Instruction
Make an exact copy of all the entries, but do not reproduce the pictures.

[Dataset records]
* * * * * * *

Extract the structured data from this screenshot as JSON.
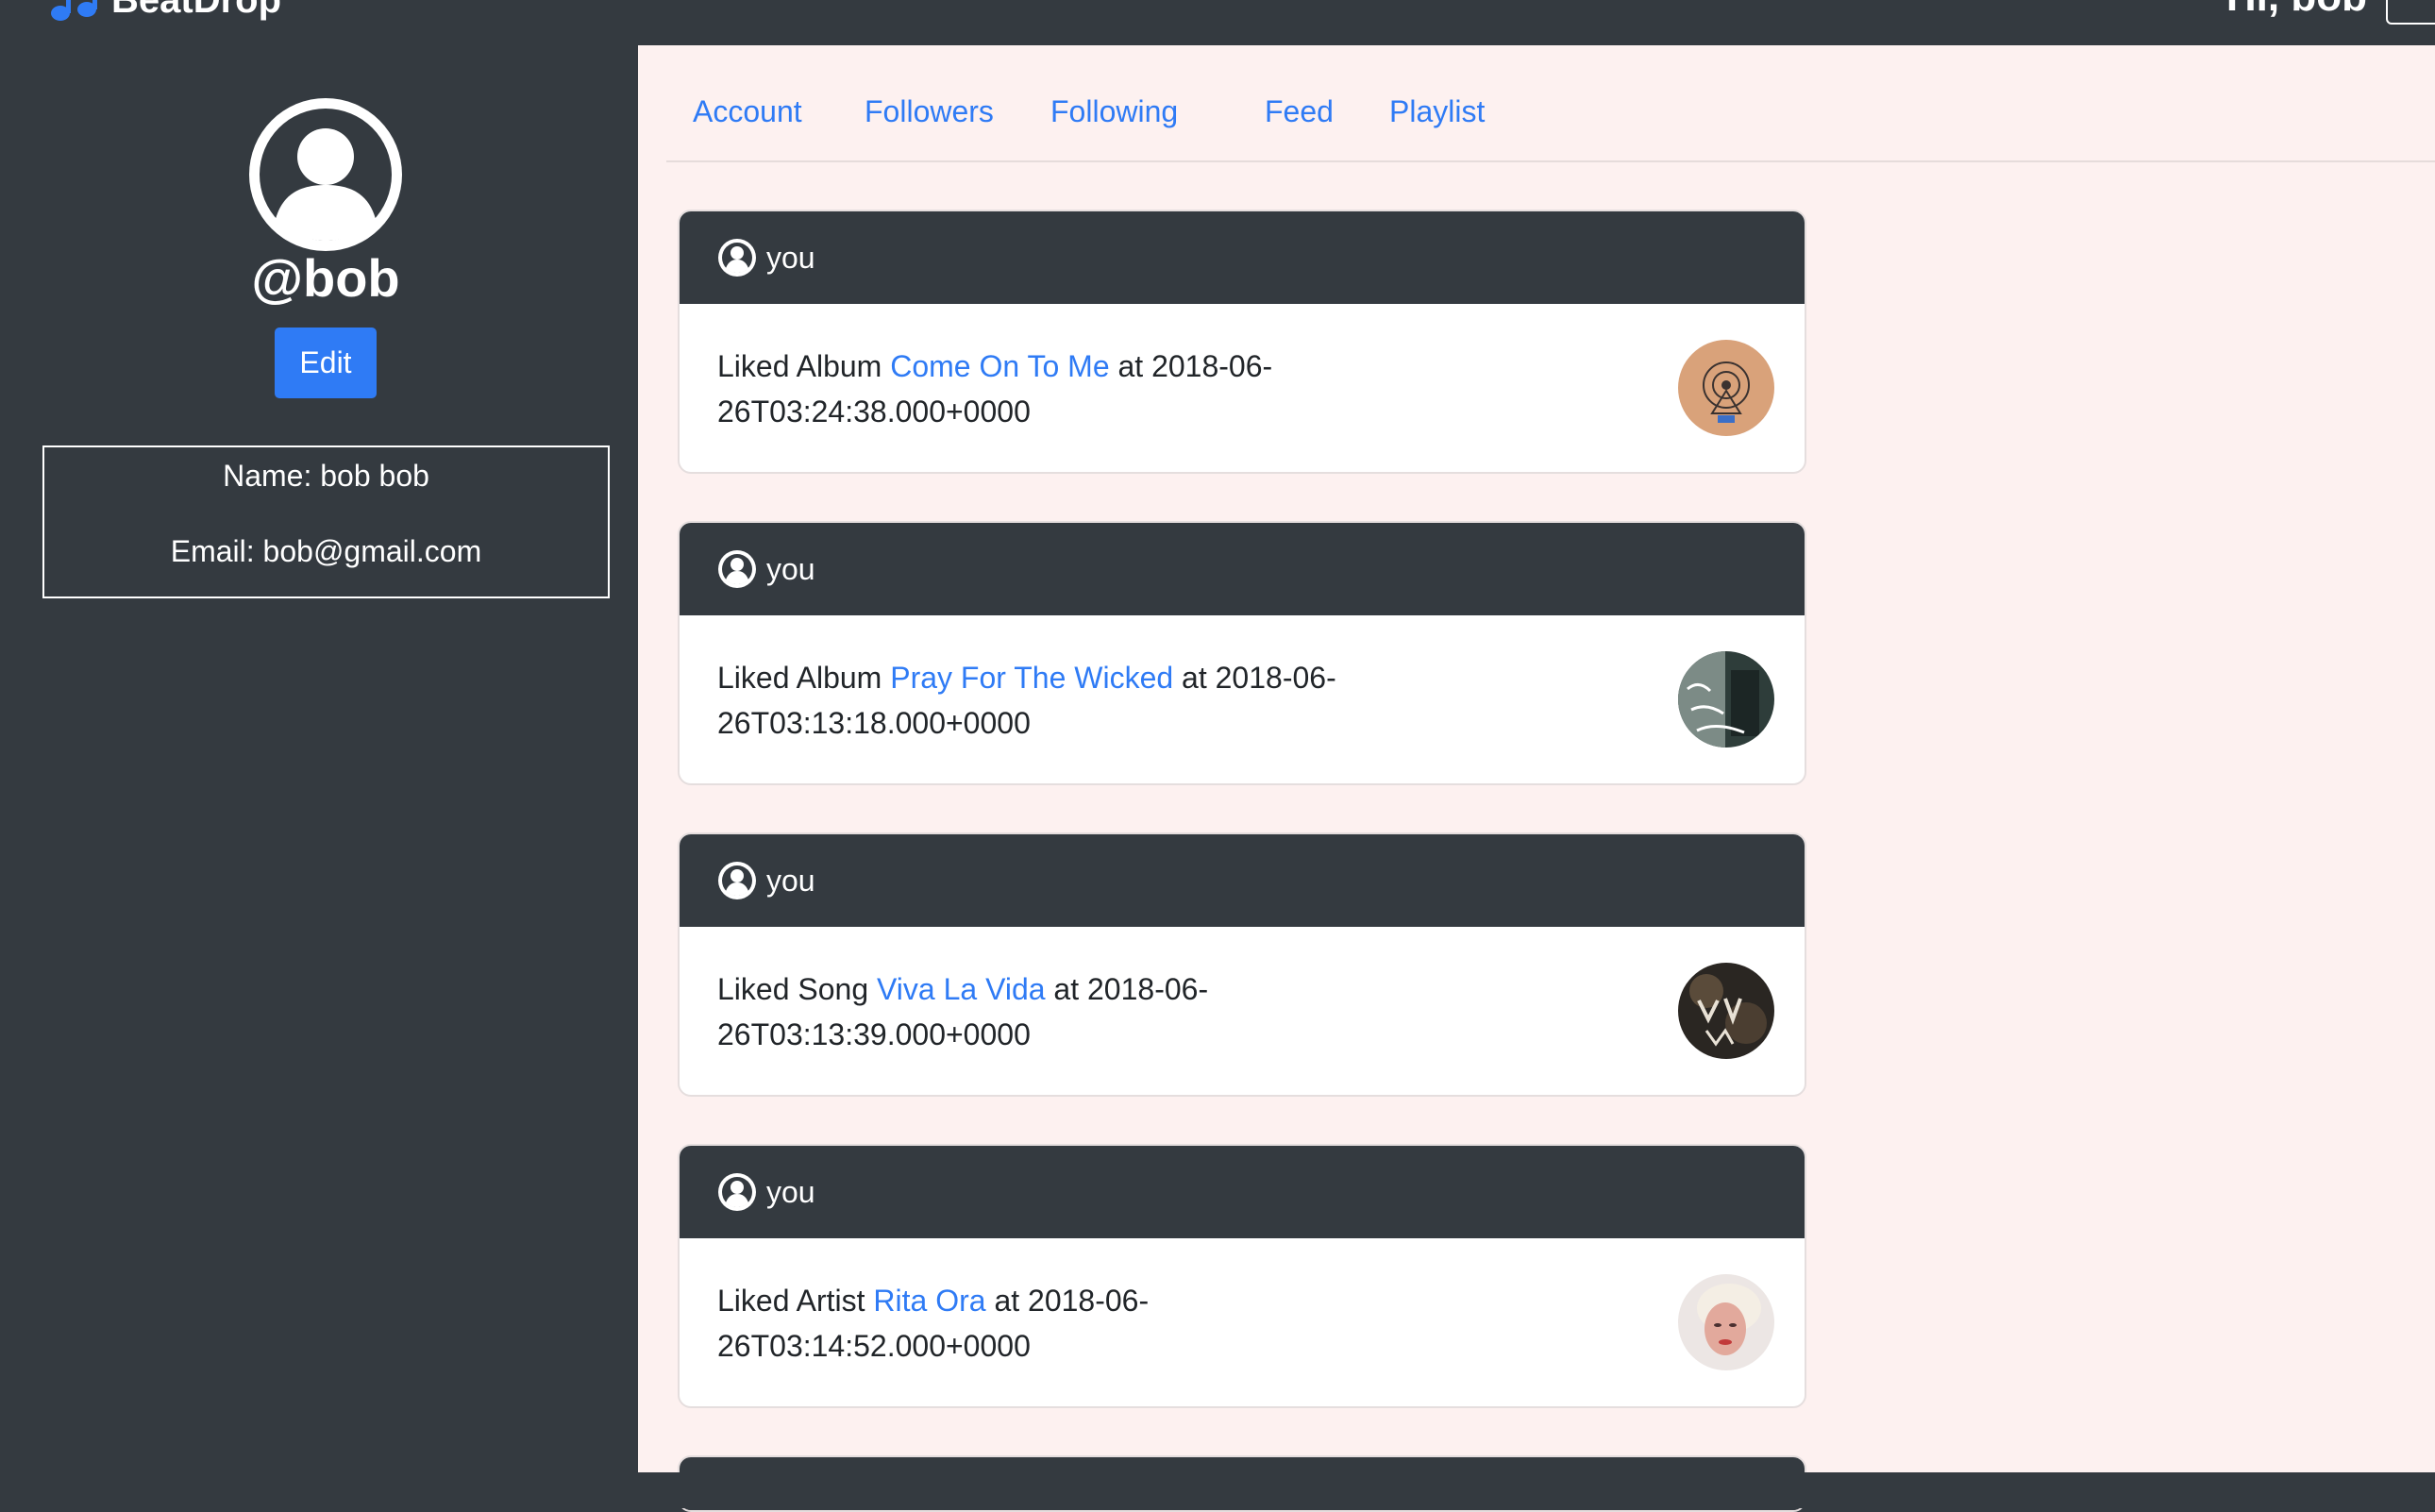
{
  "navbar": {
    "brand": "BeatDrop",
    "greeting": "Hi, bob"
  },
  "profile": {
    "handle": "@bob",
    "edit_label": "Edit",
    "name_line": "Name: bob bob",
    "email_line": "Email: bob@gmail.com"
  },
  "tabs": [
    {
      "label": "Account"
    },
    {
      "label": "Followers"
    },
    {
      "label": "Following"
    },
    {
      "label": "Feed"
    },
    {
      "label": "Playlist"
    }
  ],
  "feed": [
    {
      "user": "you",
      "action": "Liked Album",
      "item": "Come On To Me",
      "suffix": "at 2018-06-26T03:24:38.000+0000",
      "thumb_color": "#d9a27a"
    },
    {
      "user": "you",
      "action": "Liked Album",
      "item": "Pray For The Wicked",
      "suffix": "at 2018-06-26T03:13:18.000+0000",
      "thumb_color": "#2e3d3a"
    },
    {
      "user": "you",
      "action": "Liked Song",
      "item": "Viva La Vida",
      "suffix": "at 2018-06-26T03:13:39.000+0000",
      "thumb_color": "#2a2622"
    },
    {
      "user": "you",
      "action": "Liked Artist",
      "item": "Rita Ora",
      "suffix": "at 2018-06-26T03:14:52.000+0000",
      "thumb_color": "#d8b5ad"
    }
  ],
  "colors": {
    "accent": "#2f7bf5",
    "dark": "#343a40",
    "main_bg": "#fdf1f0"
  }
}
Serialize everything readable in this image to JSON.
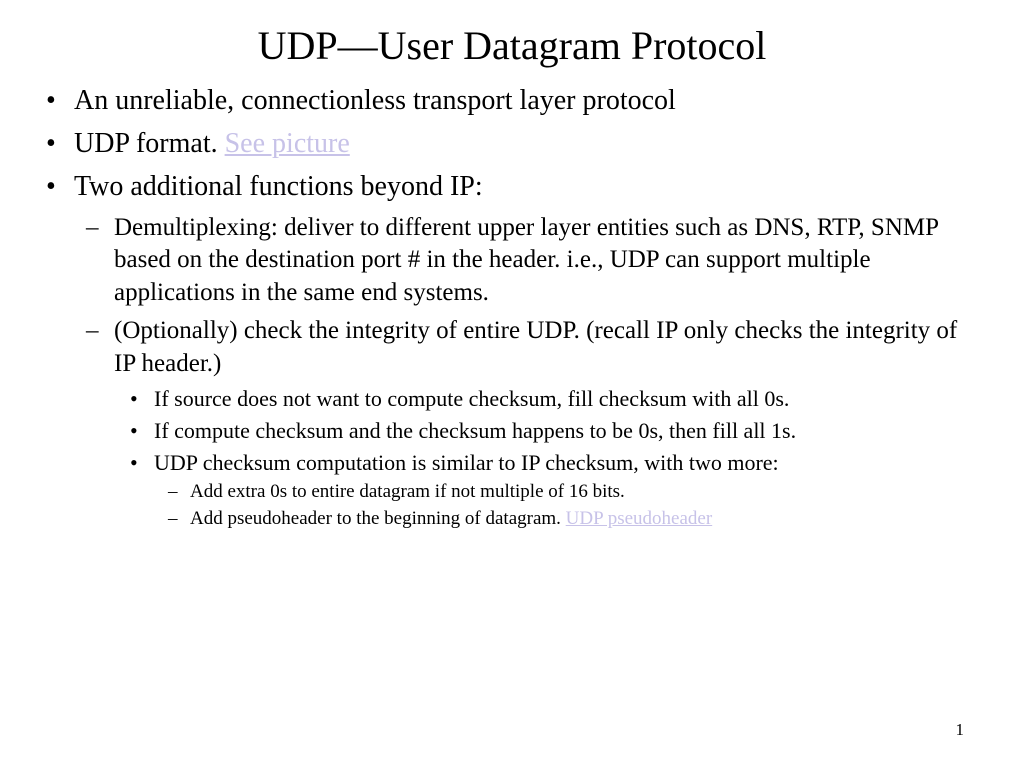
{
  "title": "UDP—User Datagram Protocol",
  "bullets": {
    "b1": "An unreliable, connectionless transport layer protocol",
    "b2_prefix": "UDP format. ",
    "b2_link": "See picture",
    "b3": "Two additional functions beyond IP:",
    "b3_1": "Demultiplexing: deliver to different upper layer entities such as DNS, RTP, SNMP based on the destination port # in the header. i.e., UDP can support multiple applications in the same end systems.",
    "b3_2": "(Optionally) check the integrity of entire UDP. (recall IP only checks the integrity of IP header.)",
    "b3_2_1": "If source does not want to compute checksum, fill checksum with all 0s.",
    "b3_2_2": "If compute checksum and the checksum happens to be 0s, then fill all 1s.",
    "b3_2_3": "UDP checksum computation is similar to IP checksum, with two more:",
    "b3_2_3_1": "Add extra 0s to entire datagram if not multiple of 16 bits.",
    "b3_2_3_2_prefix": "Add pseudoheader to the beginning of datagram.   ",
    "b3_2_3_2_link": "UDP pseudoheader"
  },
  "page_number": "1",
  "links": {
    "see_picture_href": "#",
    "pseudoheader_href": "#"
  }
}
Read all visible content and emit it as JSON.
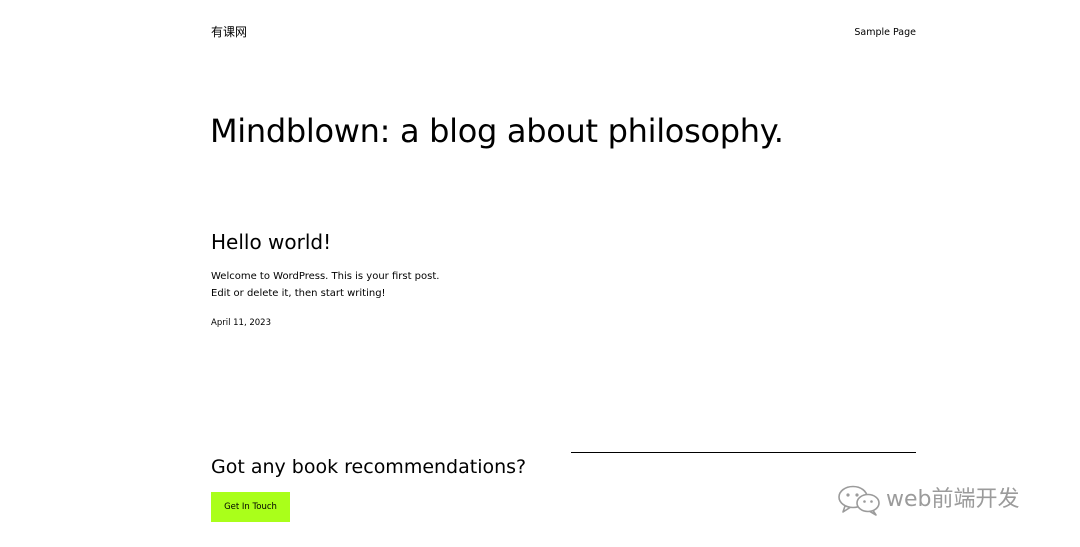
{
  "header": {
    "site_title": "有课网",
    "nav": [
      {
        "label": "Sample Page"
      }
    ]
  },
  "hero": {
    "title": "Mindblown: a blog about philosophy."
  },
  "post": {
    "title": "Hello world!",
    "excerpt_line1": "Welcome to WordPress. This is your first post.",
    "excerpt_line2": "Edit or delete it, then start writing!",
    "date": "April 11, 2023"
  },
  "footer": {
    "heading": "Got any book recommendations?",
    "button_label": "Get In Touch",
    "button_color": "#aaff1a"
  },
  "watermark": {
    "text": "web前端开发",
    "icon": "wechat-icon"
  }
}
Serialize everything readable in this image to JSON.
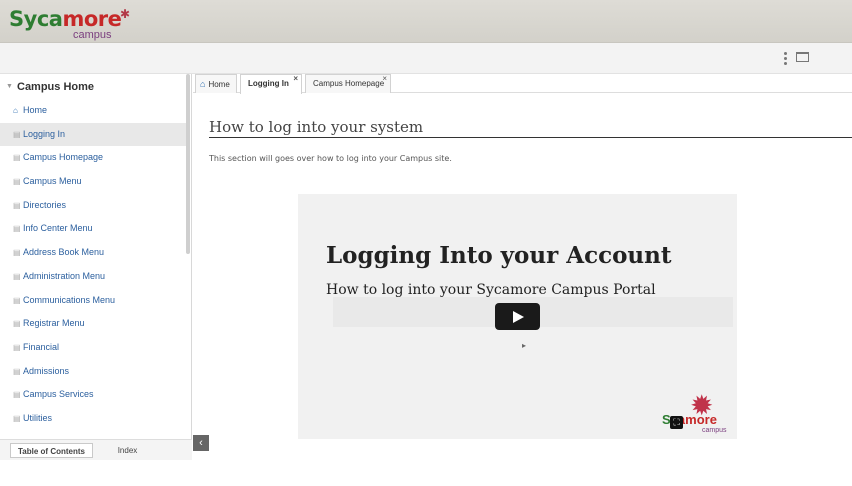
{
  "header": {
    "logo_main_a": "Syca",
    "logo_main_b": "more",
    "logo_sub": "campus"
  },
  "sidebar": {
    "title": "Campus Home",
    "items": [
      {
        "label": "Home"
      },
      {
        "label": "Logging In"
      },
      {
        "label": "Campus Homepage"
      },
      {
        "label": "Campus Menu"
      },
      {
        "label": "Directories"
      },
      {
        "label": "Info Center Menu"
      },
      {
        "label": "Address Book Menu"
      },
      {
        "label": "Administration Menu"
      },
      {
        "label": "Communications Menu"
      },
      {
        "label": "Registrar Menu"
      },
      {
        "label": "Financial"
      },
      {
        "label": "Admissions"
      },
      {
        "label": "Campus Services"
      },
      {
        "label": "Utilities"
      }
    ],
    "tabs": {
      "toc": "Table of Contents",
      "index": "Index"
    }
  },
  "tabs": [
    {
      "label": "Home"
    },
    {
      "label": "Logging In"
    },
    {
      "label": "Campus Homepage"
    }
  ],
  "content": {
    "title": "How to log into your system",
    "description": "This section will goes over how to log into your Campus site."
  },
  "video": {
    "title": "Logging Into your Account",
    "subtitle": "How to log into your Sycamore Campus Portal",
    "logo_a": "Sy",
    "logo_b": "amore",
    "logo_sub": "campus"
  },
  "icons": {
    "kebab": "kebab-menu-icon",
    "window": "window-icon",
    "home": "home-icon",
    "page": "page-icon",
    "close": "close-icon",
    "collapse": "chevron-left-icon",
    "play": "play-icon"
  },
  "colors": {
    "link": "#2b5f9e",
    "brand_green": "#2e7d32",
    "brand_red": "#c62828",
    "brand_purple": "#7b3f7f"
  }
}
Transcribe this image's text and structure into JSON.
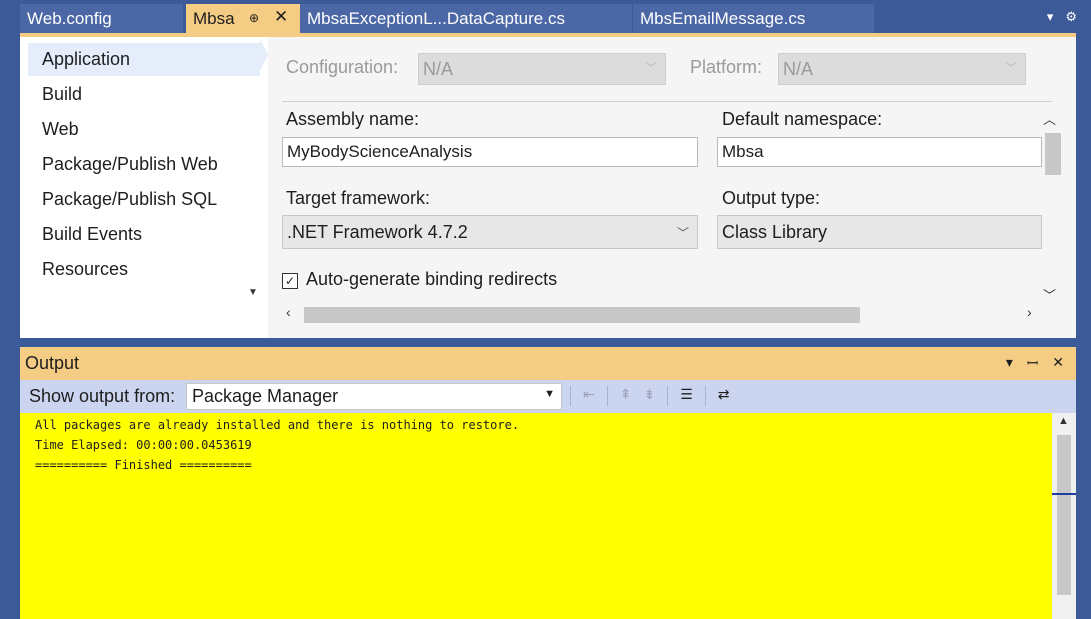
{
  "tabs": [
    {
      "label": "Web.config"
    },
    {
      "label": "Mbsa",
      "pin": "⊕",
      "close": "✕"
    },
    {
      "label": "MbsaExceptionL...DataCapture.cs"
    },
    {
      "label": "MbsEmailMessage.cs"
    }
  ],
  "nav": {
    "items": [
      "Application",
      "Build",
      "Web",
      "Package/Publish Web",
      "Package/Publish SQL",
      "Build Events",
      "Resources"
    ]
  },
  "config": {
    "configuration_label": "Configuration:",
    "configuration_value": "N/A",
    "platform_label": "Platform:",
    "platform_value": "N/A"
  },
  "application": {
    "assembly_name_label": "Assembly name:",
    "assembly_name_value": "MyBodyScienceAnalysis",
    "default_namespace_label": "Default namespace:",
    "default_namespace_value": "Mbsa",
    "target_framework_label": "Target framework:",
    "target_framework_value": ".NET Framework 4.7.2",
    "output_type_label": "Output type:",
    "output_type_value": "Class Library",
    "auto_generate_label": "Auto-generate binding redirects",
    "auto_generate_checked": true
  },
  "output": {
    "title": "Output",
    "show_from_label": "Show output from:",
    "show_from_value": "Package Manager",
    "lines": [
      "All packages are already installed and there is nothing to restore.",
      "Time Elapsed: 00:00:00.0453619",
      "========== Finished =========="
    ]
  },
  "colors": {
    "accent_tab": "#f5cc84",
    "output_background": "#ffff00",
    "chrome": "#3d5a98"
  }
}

* * * * * * *

Task result
Extract the structured data from this screenshot as JSON.
{
  "navbar": {
    "brand": "BeatDrop",
    "greeting": "Hi, bob"
  },
  "profile": {
    "handle": "@bob",
    "edit_label": "Edit",
    "name_line": "Name: bob bob",
    "email_line": "Email: bob@gmail.com"
  },
  "tabs": [
    {
      "label": "Account"
    },
    {
      "label": "Followers"
    },
    {
      "label": "Following"
    },
    {
      "label": "Feed"
    },
    {
      "label": "Playlist"
    }
  ],
  "feed": [
    {
      "user": "you",
      "action": "Liked Album",
      "item": "Come On To Me",
      "suffix": "at 2018-06-26T03:24:38.000+0000",
      "thumb_color": "#d9a27a"
    },
    {
      "user": "you",
      "action": "Liked Album",
      "item": "Pray For The Wicked",
      "suffix": "at 2018-06-26T03:13:18.000+0000",
      "thumb_color": "#2e3d3a"
    },
    {
      "user": "you",
      "action": "Liked Song",
      "item": "Viva La Vida",
      "suffix": "at 2018-06-26T03:13:39.000+0000",
      "thumb_color": "#2a2622"
    },
    {
      "user": "you",
      "action": "Liked Artist",
      "item": "Rita Ora",
      "suffix": "at 2018-06-26T03:14:52.000+0000",
      "thumb_color": "#d8b5ad"
    }
  ],
  "colors": {
    "accent": "#2f7bf5",
    "dark": "#343a40",
    "main_bg": "#fdf1f0"
  }
}
Serialize everything readable in this image to JSON.
{
  "title": "UDP—User Datagram Protocol",
  "bullets": {
    "b1": "An unreliable, connectionless transport layer protocol",
    "b2_prefix": "UDP format. ",
    "b2_link": "See picture",
    "b3": "Two additional functions beyond IP:",
    "b3_1": "Demultiplexing: deliver to different upper layer entities such as DNS, RTP, SNMP based on the destination port # in the header. i.e., UDP can support multiple applications in the same end systems.",
    "b3_2": "(Optionally) check the integrity of entire UDP. (recall IP only checks the integrity of IP header.)",
    "b3_2_1": "If source does not want to compute checksum, fill checksum with all 0s.",
    "b3_2_2": "If compute checksum and the checksum happens to be 0s, then fill all 1s.",
    "b3_2_3": "UDP checksum computation is similar to IP checksum, with two more:",
    "b3_2_3_1": "Add extra 0s to entire datagram if not multiple of 16 bits.",
    "b3_2_3_2_prefix": "Add pseudoheader to the beginning of datagram.   ",
    "b3_2_3_2_link": "UDP pseudoheader"
  },
  "page_number": "1",
  "links": {
    "see_picture_href": "#",
    "pseudoheader_href": "#"
  }
}
Read all visible content and emit it as JSON.
{
  "header": {
    "site_title": "有课网",
    "nav": [
      {
        "label": "Sample Page"
      }
    ]
  },
  "hero": {
    "title": "Mindblown: a blog about philosophy."
  },
  "post": {
    "title": "Hello world!",
    "excerpt_line1": "Welcome to WordPress. This is your first post.",
    "excerpt_line2": "Edit or delete it, then start writing!",
    "date": "April 11, 2023"
  },
  "footer": {
    "heading": "Got any book recommendations?",
    "button_label": "Get In Touch",
    "button_color": "#aaff1a"
  },
  "watermark": {
    "text": "web前端开发",
    "icon": "wechat-icon"
  }
}
Serialize everything readable in this image to JSON.
{
  "header": {
    "logo_main_a": "Syca",
    "logo_main_b": "more",
    "logo_sub": "campus"
  },
  "sidebar": {
    "title": "Campus Home",
    "items": [
      {
        "label": "Home"
      },
      {
        "label": "Logging In"
      },
      {
        "label": "Campus Homepage"
      },
      {
        "label": "Campus Menu"
      },
      {
        "label": "Directories"
      },
      {
        "label": "Info Center Menu"
      },
      {
        "label": "Address Book Menu"
      },
      {
        "label": "Administration Menu"
      },
      {
        "label": "Communications Menu"
      },
      {
        "label": "Registrar Menu"
      },
      {
        "label": "Financial"
      },
      {
        "label": "Admissions"
      },
      {
        "label": "Campus Services"
      },
      {
        "label": "Utilities"
      }
    ],
    "tabs": {
      "toc": "Table of Contents",
      "index": "Index"
    }
  },
  "tabs": [
    {
      "label": "Home"
    },
    {
      "label": "Logging In"
    },
    {
      "label": "Campus Homepage"
    }
  ],
  "content": {
    "title": "How to log into your system",
    "description": "This section will goes over how to log into your Campus site."
  },
  "video": {
    "title": "Logging Into your Account",
    "subtitle": "How to log into your Sycamore Campus Portal",
    "logo_a": "Sy",
    "logo_b": "amore",
    "logo_sub": "campus"
  },
  "icons": {
    "kebab": "kebab-menu-icon",
    "window": "window-icon",
    "home": "home-icon",
    "page": "page-icon",
    "close": "close-icon",
    "collapse": "chevron-left-icon",
    "play": "play-icon"
  },
  "colors": {
    "link": "#2b5f9e",
    "brand_green": "#2e7d32",
    "brand_red": "#c62828",
    "brand_purple": "#7b3f7f"
  }
}
Transcribe this image's text and structure into JSON.
{
  "tabs": [
    {
      "label": "Web.config"
    },
    {
      "label": "Mbsa",
      "pin": "⊕",
      "close": "✕"
    },
    {
      "label": "MbsaExceptionL...DataCapture.cs"
    },
    {
      "label": "MbsEmailMessage.cs"
    }
  ],
  "nav": {
    "items": [
      "Application",
      "Build",
      "Web",
      "Package/Publish Web",
      "Package/Publish SQL",
      "Build Events",
      "Resources"
    ]
  },
  "config": {
    "configuration_label": "Configuration:",
    "configuration_value": "N/A",
    "platform_label": "Platform:",
    "platform_value": "N/A"
  },
  "application": {
    "assembly_name_label": "Assembly name:",
    "assembly_name_value": "MyBodyScienceAnalysis",
    "default_namespace_label": "Default namespace:",
    "default_namespace_value": "Mbsa",
    "target_framework_label": "Target framework:",
    "target_framework_value": ".NET Framework 4.7.2",
    "output_type_label": "Output type:",
    "output_type_value": "Class Library",
    "auto_generate_label": "Auto-generate binding redirects",
    "auto_generate_checked": true
  },
  "output": {
    "title": "Output",
    "show_from_label": "Show output from:",
    "show_from_value": "Package Manager",
    "lines": [
      "All packages are already installed and there is nothing to restore.",
      "Time Elapsed: 00:00:00.0453619",
      "========== Finished =========="
    ]
  },
  "colors": {
    "accent_tab": "#f5cc84",
    "output_background": "#ffff00",
    "chrome": "#3d5a98"
  }
}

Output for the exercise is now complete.